WORK INSTRUCTIONS: Go through the material and pull out every line with the string "jsou" in it.

DATASET:
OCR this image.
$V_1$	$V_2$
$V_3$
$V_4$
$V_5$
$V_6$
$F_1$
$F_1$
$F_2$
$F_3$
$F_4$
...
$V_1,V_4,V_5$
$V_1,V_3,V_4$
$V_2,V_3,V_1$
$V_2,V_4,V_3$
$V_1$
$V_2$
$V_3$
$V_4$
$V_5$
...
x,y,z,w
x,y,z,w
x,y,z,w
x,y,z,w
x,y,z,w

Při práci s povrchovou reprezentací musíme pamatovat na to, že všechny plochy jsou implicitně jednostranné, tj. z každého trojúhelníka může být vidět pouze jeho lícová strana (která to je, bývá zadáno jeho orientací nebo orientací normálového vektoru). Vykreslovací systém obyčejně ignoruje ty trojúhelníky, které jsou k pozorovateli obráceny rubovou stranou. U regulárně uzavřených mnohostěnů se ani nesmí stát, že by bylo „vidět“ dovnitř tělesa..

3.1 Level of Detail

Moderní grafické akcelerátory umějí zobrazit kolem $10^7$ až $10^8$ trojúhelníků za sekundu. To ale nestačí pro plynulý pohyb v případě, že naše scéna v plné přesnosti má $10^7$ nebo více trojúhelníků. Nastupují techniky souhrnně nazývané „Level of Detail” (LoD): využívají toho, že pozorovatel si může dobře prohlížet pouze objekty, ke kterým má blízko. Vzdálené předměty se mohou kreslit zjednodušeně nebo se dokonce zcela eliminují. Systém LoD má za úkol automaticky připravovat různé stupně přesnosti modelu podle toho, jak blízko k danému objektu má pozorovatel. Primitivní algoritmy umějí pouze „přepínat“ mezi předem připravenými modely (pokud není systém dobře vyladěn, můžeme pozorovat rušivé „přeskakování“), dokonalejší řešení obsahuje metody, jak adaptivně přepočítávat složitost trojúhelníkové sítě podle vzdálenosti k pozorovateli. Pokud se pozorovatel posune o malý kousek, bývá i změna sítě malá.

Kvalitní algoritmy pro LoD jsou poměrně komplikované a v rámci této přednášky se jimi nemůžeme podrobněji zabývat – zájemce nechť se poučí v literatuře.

RESPONSE TO THIS TASK:
Při práci s povrchovou reprezentací musíme pamatovat na to, že všechny plochy jsou implicitně jednostranné, tj. z každého trojúhelníka může být vidět pouze jeho lícová strana (která to je, bývá zadáno jeho orientací nebo orientací normálového vektoru). Vykreslovací systém obyčejně ignoruje ty trojúhelníky, které jsou k pozorovateli obráceny rubovou stranou. U regulárně uzavřených mnohostěnů se ani nesmí stát, že by bylo „vidět“ dovnitř tělesa..
Kvalitní algoritmy pro LoD jsou poměrně komplikované a v rámci této přednášky se jimi nemůžeme podrobněji zabývat – zájemce nechť se poučí v literatuře.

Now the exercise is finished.